--- BEGIN ---

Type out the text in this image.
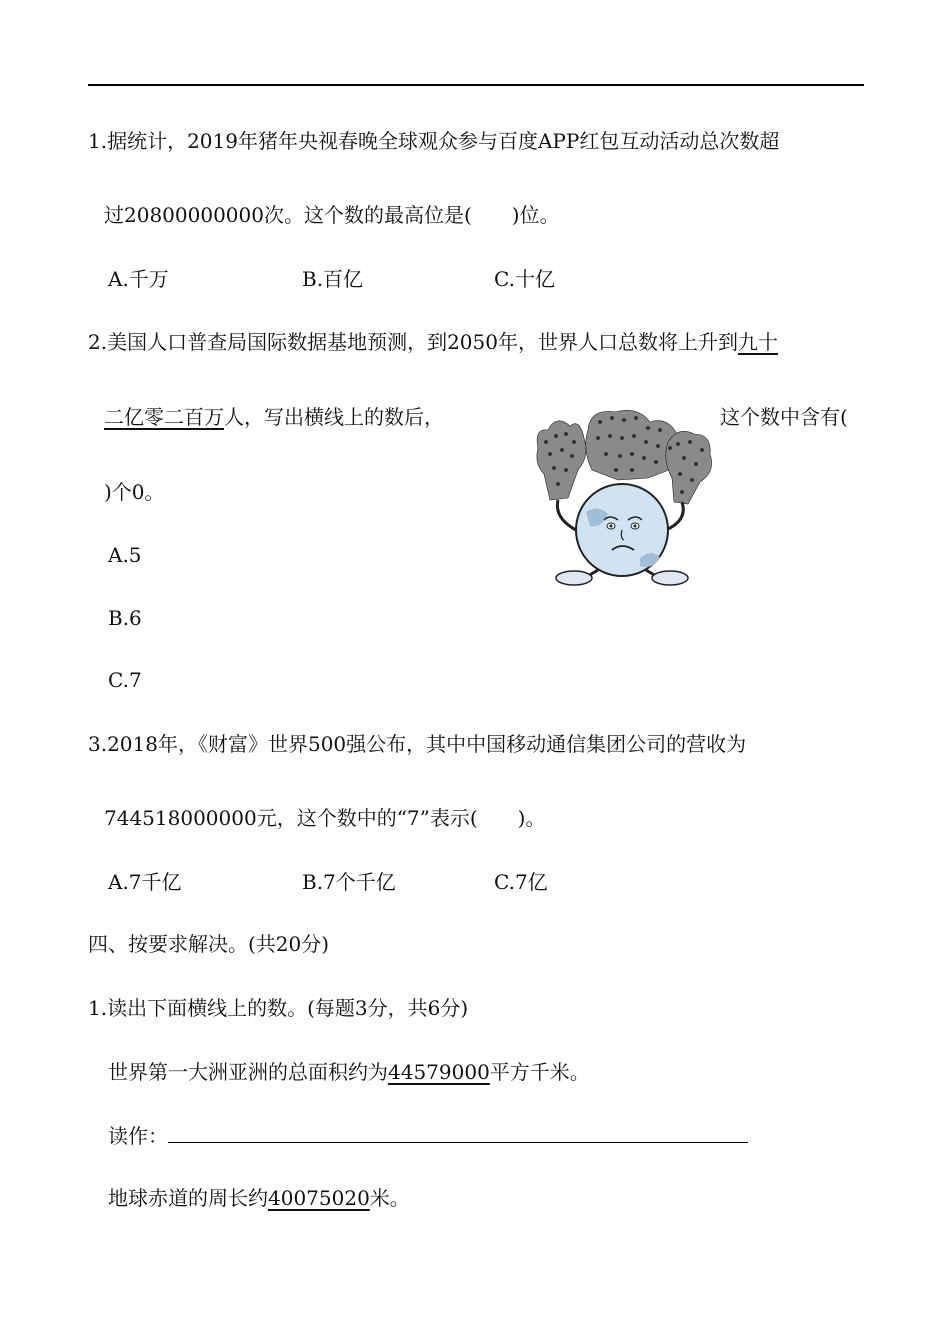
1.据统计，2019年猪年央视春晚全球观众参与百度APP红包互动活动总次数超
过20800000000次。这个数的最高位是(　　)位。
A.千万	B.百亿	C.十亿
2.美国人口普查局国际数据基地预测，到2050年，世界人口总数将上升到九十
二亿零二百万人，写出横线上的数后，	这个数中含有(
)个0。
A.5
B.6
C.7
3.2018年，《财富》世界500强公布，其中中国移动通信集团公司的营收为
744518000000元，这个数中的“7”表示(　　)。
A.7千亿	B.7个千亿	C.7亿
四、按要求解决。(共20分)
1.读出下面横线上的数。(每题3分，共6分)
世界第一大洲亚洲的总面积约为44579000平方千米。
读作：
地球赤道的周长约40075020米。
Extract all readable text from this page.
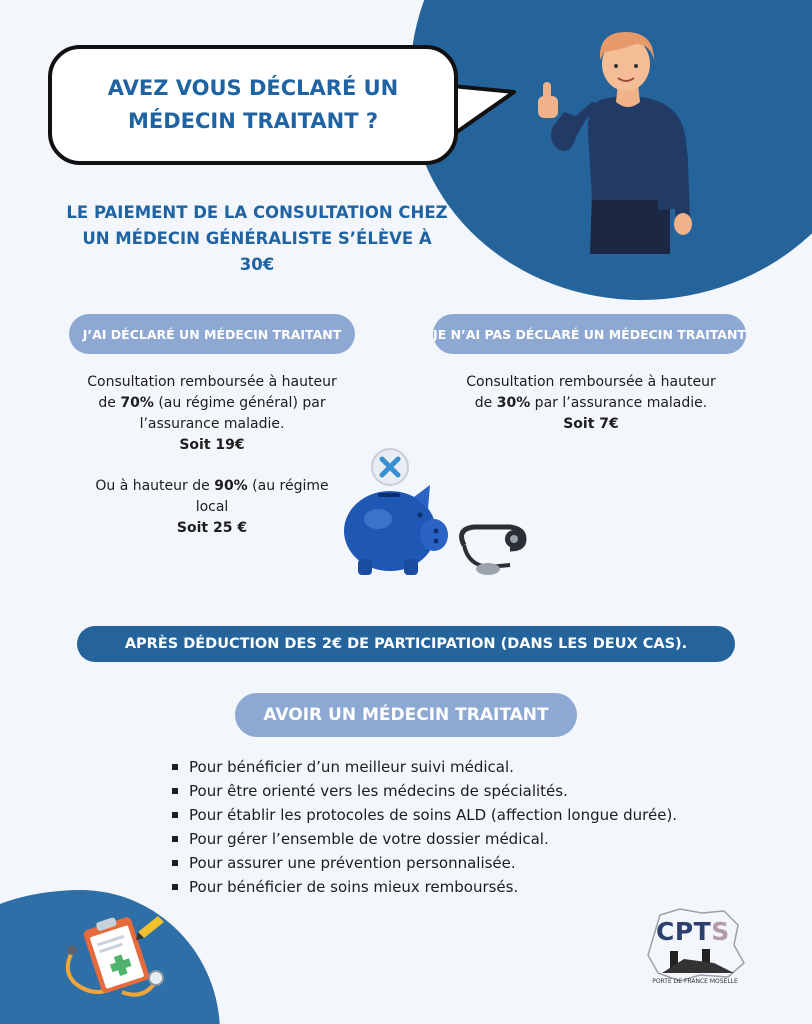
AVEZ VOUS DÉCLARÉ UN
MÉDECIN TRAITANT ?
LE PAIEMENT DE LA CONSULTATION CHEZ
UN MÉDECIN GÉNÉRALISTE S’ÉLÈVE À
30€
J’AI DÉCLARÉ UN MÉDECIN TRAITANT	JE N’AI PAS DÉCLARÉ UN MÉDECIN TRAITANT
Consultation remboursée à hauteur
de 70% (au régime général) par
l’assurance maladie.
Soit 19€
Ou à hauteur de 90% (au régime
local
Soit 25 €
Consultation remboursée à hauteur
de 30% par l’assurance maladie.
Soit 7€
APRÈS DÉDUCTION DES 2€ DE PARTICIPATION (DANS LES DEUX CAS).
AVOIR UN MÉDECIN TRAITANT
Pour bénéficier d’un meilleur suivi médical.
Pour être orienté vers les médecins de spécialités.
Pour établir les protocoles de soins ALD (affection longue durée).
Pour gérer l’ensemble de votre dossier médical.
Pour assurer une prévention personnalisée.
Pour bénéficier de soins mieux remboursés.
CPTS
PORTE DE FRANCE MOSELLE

--- END ---

Task instructions
Transcribe all the records above word for word, without their images.

Expected output
Type out the text in this image.
1.据统计，2019年猪年央视春晚全球观众参与百度APP红包互动活动总次数超
过20800000000次。这个数的最高位是(　　)位。
A.千万	B.百亿	C.十亿
2.美国人口普查局国际数据基地预测，到2050年，世界人口总数将上升到九十
二亿零二百万人，写出横线上的数后，	这个数中含有(
)个0。
A.5
B.6
C.7
3.2018年，《财富》世界500强公布，其中中国移动通信集团公司的营收为
744518000000元，这个数中的“7”表示(　　)。
A.7千亿	B.7个千亿	C.7亿
四、按要求解决。(共20分)
1.读出下面横线上的数。(每题3分，共6分)
世界第一大洲亚洲的总面积约为44579000平方千米。
读作：
地球赤道的周长约40075020米。
Extract all readable text from this page.
AVEZ VOUS DÉCLARÉ UN
MÉDECIN TRAITANT ?
LE PAIEMENT DE LA CONSULTATION CHEZ
UN MÉDECIN GÉNÉRALISTE S’ÉLÈVE À
30€
J’AI DÉCLARÉ UN MÉDECIN TRAITANT	JE N’AI PAS DÉCLARÉ UN MÉDECIN TRAITANT
Consultation remboursée à hauteur
de 70% (au régime général) par
l’assurance maladie.
Soit 19€
Ou à hauteur de 90% (au régime
local
Soit 25 €
Consultation remboursée à hauteur
de 30% par l’assurance maladie.
Soit 7€
APRÈS DÉDUCTION DES 2€ DE PARTICIPATION (DANS LES DEUX CAS).
AVOIR UN MÉDECIN TRAITANT
Pour bénéficier d’un meilleur suivi médical.
Pour être orienté vers les médecins de spécialités.
Pour établir les protocoles de soins ALD (affection longue durée).
Pour gérer l’ensemble de votre dossier médical.
Pour assurer une prévention personnalisée.
Pour bénéficier de soins mieux remboursés.
CPTS
PORTE DE FRANCE MOSELLE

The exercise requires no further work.